* begin Data provided *

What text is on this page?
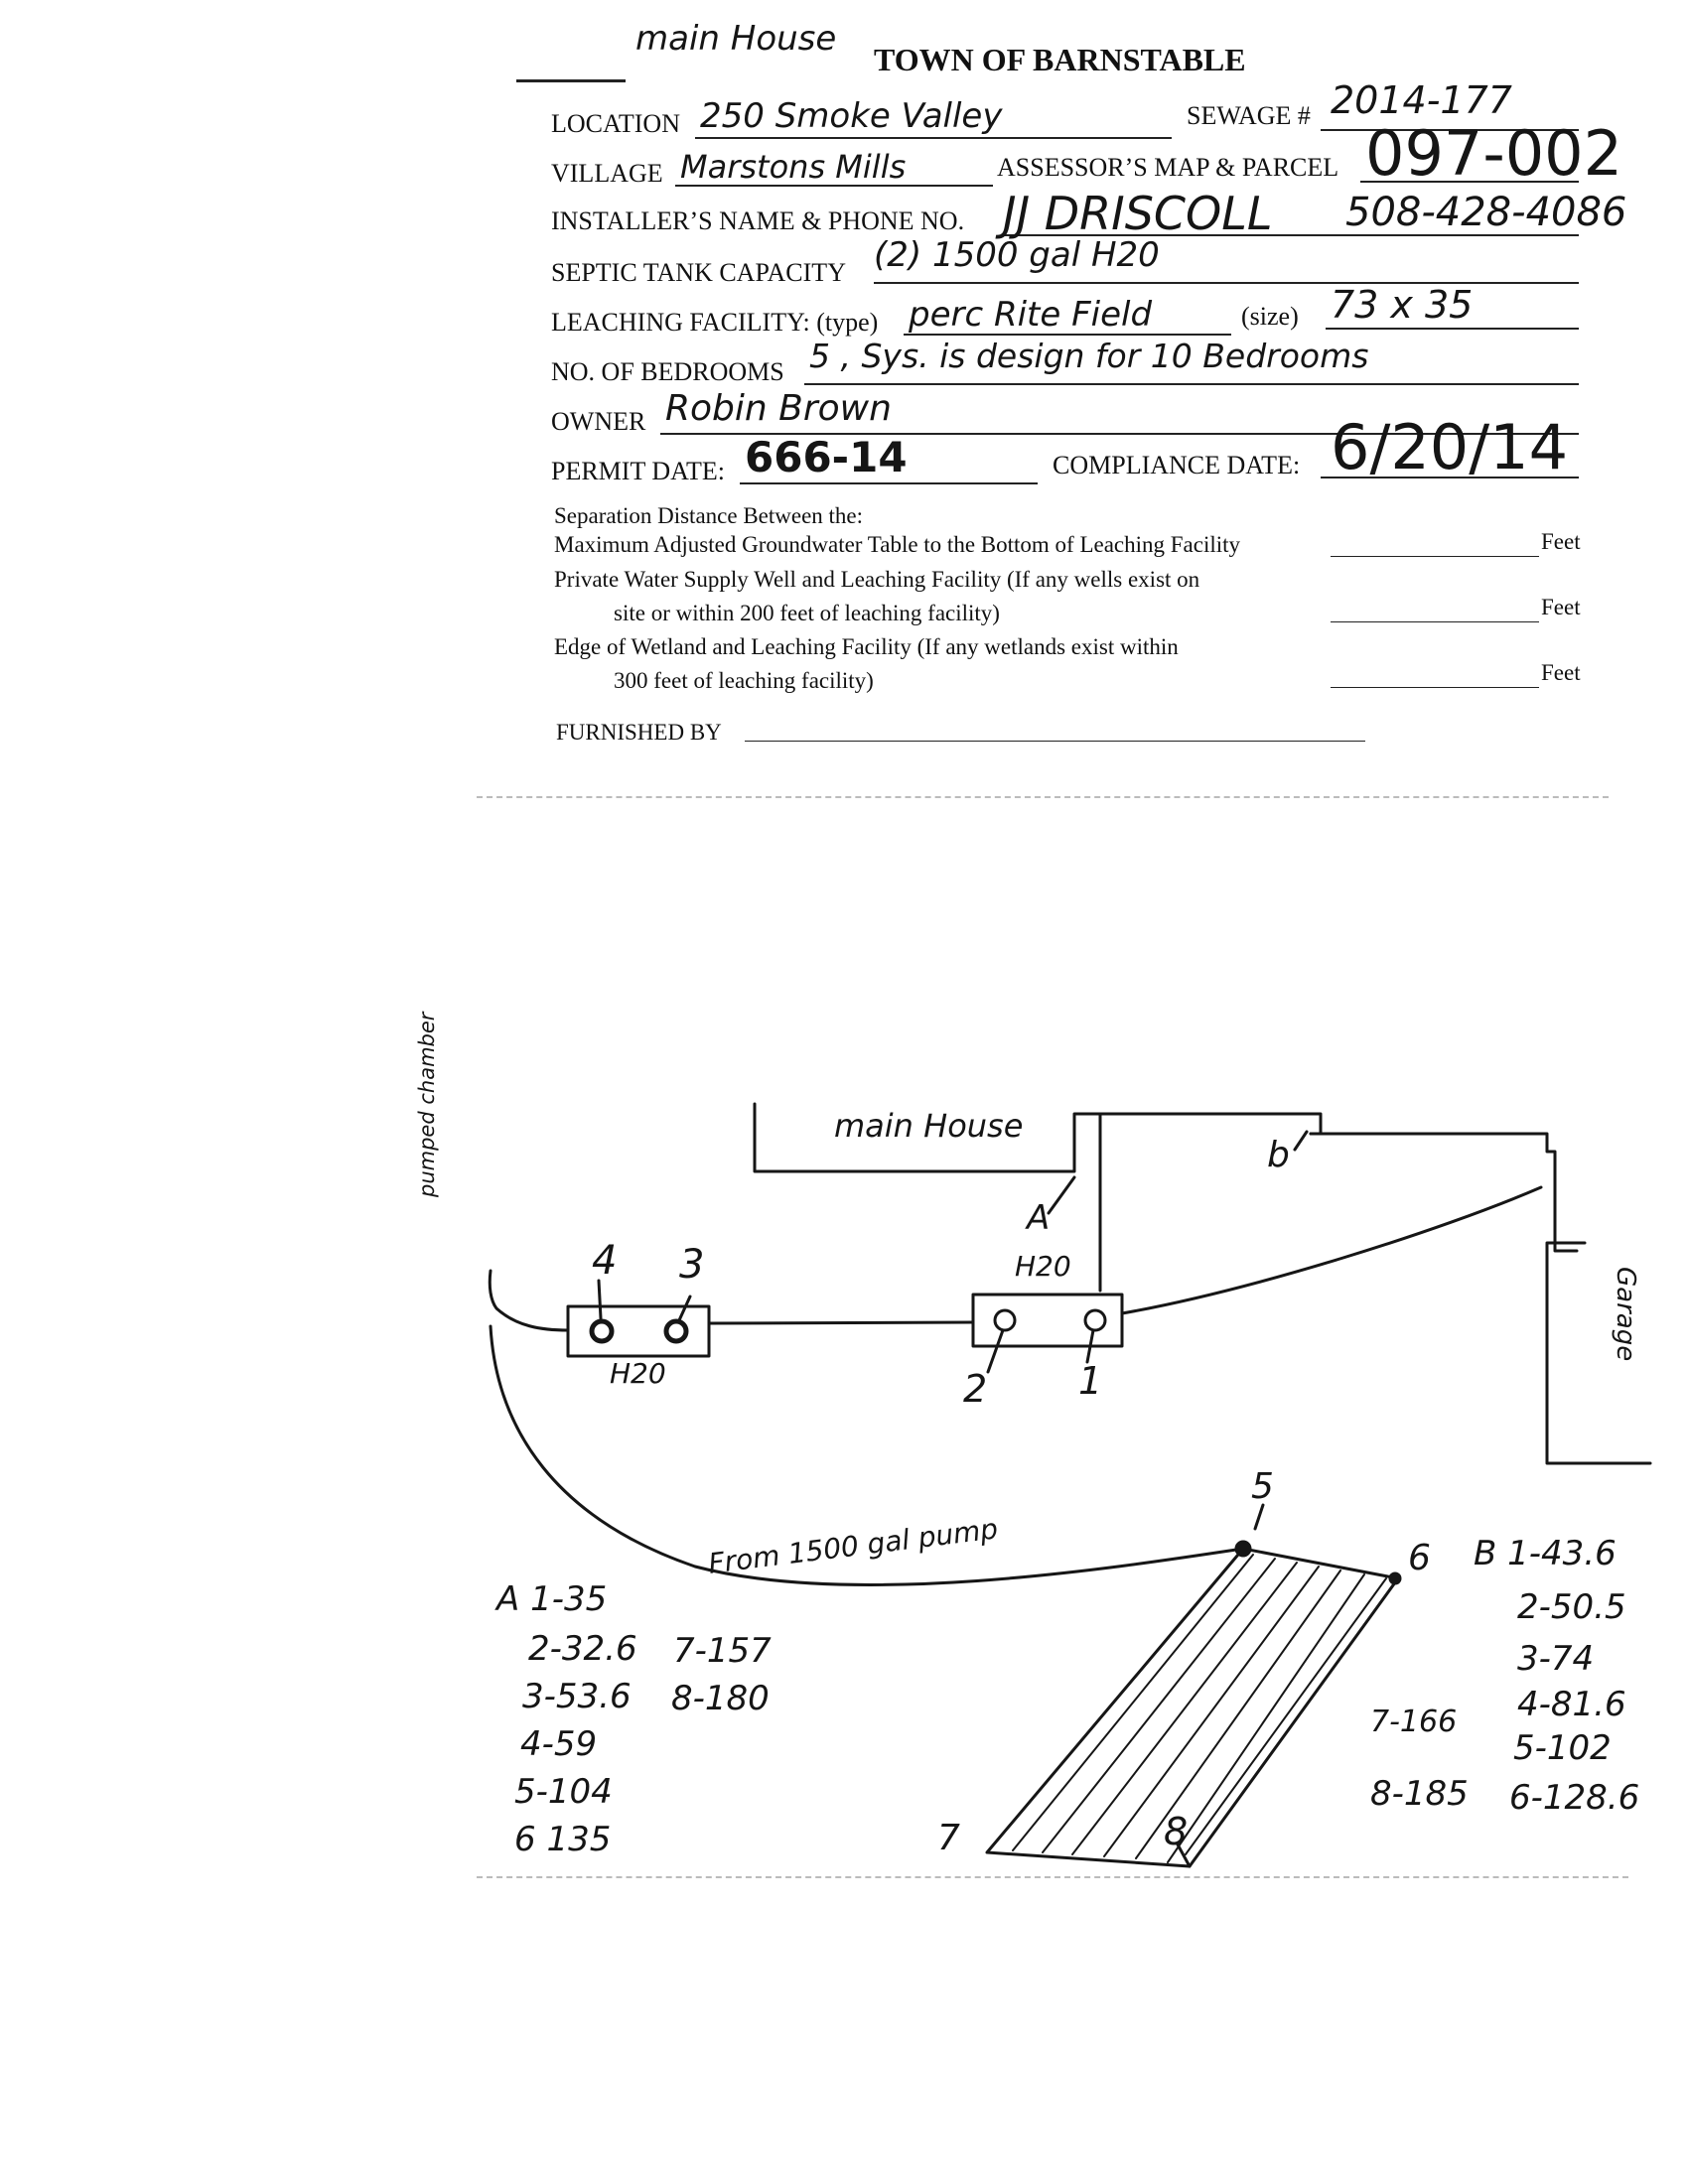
main House
TOWN OF BARNSTABLE
LOCATION 250 Smoke Valley	SEWAGE # 2014-177
VILLAGE Marstons Mills	ASSESSOR’S MAP & PARCEL 097-002
INSTALLER’S NAME & PHONE NO. JJ DRISCOLL 508-428-4086
SEPTIC TANK CAPACITY (2) 1500 gal H20
LEACHING FACILITY: (type) perc Rite Field	(size) 73 x 35
NO. OF BEDROOMS 5 , Sys. is design for 10 Bedrooms
OWNER Robin Brown
PERMIT DATE: 666-14	COMPLIANCE DATE: 6/20/14
Separation Distance Between the:
Maximum Adjusted Groundwater Table to the Bottom of Leaching Facility	Feet
Private Water Supply Well and Leaching Facility (If any wells exist on
site or within 200 feet of leaching facility)	Feet
Edge of Wetland and Leaching Facility (If any wetlands exist within
300 feet of leaching facility)	Feet
FURNISHED BY
main House
A
b
pumped chamber
H20
H20
4 3
2 1
Garage
From 1500 gal pump
5
6
7	8
A 1-35
2-32.6
3-53.6
4-59
5-104
6 135
7-157
8-180
B 1-43.6
2-50.5
3-74
4-81.6
5-102
6-128.6
7-166
8-185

* end Data provided *

Required work » Going through the lines above one by one, tally those with the word "within" and give only the total.

Expected answer » 2